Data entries
------------

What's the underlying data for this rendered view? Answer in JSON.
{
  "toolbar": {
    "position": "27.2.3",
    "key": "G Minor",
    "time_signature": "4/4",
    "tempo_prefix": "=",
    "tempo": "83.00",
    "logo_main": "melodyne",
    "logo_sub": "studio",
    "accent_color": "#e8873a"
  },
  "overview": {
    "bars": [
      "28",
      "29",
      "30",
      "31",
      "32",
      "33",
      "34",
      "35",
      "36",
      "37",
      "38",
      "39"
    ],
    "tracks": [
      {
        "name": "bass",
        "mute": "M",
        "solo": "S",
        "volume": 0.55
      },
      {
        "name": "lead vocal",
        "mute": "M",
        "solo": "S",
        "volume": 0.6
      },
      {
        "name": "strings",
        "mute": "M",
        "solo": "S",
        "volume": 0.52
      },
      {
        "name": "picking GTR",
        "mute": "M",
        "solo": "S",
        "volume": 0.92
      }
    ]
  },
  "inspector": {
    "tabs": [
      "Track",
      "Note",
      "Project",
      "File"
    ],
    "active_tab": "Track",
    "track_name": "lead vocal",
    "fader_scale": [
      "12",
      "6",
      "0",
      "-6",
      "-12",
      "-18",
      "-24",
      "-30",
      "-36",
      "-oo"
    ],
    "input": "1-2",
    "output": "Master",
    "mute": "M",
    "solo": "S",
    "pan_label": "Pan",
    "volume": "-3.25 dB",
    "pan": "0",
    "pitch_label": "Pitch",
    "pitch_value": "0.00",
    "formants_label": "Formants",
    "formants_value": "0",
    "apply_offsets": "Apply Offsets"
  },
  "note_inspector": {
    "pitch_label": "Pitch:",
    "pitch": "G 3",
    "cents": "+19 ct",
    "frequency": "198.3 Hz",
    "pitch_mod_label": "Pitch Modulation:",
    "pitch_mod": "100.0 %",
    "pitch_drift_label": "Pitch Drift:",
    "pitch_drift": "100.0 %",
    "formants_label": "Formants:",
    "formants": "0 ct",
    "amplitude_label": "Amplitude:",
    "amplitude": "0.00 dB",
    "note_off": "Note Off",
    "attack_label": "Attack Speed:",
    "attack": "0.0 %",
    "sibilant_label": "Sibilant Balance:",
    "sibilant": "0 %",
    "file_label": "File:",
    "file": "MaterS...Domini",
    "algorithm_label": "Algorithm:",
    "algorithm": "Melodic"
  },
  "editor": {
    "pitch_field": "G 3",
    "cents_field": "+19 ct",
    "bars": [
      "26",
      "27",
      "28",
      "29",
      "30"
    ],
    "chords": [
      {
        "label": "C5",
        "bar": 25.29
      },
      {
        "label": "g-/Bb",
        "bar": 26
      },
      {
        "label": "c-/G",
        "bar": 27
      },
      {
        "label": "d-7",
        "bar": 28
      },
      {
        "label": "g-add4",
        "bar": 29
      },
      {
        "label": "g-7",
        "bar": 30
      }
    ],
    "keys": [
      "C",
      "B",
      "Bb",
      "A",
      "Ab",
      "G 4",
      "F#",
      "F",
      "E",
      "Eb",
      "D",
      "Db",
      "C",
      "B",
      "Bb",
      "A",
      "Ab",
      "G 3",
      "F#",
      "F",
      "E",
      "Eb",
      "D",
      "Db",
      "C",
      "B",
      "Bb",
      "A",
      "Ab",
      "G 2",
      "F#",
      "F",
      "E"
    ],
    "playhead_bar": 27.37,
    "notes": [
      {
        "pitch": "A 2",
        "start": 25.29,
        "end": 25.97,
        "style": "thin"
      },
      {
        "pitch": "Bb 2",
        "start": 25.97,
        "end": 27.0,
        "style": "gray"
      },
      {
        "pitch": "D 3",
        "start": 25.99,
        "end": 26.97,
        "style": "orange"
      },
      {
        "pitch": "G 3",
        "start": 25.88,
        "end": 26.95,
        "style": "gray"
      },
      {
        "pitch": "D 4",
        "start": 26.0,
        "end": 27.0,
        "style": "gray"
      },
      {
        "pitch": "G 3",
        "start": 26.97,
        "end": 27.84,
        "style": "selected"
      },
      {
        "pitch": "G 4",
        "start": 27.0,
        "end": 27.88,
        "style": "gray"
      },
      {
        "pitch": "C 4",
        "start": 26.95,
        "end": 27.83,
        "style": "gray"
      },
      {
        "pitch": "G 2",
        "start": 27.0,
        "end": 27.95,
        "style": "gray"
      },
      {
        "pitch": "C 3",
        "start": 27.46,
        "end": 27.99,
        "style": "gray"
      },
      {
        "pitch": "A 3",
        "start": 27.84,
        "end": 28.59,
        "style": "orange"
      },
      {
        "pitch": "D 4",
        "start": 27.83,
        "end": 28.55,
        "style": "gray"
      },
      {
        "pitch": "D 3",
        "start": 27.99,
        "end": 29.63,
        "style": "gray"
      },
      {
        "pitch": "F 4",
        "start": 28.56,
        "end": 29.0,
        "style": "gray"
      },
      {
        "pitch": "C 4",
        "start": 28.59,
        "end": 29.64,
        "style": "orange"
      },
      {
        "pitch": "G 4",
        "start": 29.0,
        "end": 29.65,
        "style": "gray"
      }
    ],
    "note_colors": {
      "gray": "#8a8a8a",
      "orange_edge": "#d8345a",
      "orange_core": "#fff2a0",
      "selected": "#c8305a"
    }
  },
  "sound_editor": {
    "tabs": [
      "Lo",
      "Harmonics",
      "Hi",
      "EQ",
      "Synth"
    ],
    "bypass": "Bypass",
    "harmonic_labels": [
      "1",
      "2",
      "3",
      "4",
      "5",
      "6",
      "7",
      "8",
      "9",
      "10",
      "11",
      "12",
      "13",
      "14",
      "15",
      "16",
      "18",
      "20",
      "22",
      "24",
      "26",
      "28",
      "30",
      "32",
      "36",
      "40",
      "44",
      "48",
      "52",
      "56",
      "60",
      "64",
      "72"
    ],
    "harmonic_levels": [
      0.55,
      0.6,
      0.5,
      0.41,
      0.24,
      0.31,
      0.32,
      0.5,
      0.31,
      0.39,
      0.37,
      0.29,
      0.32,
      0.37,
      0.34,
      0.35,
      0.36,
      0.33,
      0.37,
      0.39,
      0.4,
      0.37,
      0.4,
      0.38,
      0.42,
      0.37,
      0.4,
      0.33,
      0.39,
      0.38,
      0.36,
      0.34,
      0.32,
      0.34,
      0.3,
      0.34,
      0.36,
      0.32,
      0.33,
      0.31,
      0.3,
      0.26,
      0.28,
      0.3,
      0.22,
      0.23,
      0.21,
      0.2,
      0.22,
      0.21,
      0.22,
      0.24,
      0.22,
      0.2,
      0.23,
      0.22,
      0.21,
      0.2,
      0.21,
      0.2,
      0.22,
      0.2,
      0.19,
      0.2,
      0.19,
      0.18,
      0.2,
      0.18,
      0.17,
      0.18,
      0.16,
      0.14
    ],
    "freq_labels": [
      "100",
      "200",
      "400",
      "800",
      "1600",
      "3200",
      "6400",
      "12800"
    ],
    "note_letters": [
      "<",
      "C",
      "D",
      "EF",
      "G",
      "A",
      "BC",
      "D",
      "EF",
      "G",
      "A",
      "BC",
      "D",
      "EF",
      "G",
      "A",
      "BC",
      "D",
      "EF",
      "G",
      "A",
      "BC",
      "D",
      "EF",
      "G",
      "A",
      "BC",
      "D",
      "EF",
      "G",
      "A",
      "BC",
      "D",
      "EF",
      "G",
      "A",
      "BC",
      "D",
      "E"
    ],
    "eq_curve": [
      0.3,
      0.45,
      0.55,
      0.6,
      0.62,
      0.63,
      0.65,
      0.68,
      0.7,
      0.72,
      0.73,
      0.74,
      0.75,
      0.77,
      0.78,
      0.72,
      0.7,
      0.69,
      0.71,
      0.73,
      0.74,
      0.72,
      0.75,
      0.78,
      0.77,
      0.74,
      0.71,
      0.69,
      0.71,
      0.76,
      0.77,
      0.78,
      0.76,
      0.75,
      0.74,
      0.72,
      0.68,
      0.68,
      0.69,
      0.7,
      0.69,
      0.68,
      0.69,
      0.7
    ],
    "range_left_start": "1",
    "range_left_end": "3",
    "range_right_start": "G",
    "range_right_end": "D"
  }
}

------------

*Objective*: Among the lines above, determine how many hold the word "vocal"; report the figure alone.

*Answer to this problem*: 2